WRITTEN REQUEST ▸
Give the data again exactly as written, skipping any pictures.

RECORDS TO PROCESS ▸
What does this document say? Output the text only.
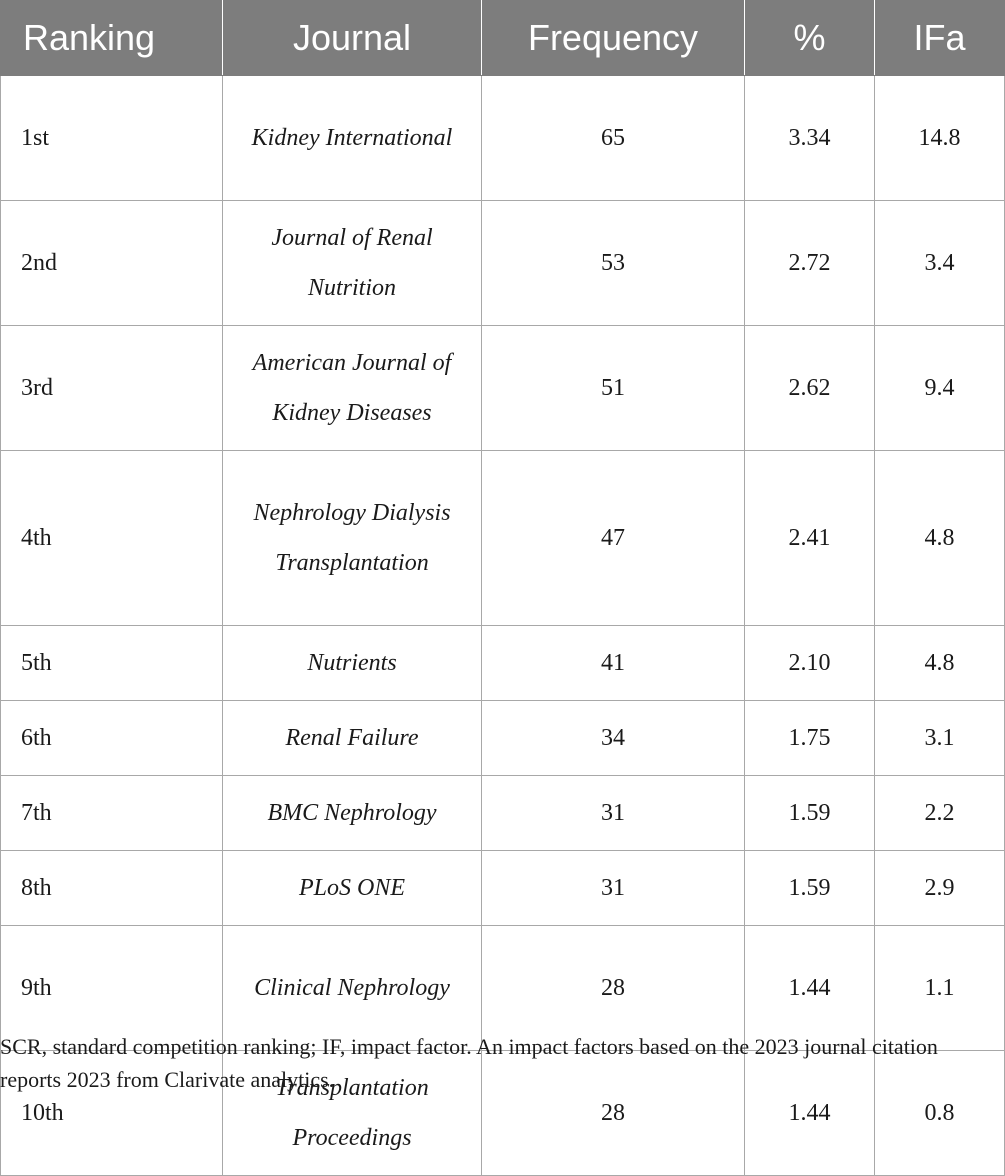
Ranking	Journal	Frequency	%	IFa
1st	Kidney International	65	3.34	14.8
2nd	Journal of Renal Nutrition	53	2.72	3.4
3rd	American Journal of Kidney Diseases	51	2.62	9.4
4th	Nephrology Dialysis Transplantation	47	2.41	4.8
5th	Nutrients	41	2.10	4.8
6th	Renal Failure	34	1.75	3.1
7th	BMC Nephrology	31	1.59	2.2
8th	PLoS ONE	31	1.59	2.9
9th	Clinical Nephrology	28	1.44	1.1
10th	Transplantation Proceedings	28	1.44	0.8
SCR, standard competition ranking; IF, impact factor. An impact factors based on the 2023 journal citation reports 2023 from Clarivate analytics.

ANSWER TO THE TASK ▸
What does this document say? Output the text only.
Ranking	Journal	Frequency	%	IFa
1st	Kidney International	65	3.34	14.8
2nd	Journal of Renal Nutrition	53	2.72	3.4
3rd	American Journal of Kidney Diseases	51	2.62	9.4
4th	Nephrology Dialysis Transplantation	47	2.41	4.8
5th	Nutrients	41	2.10	4.8
6th	Renal Failure	34	1.75	3.1
7th	BMC Nephrology	31	1.59	2.2
8th	PLoS ONE	31	1.59	2.9
9th	Clinical Nephrology	28	1.44	1.1
10th	Transplantation Proceedings	28	1.44	0.8
SCR, standard competition ranking; IF, impact factor. An impact factors based on the 2023 journal citation reports 2023 from Clarivate analytics.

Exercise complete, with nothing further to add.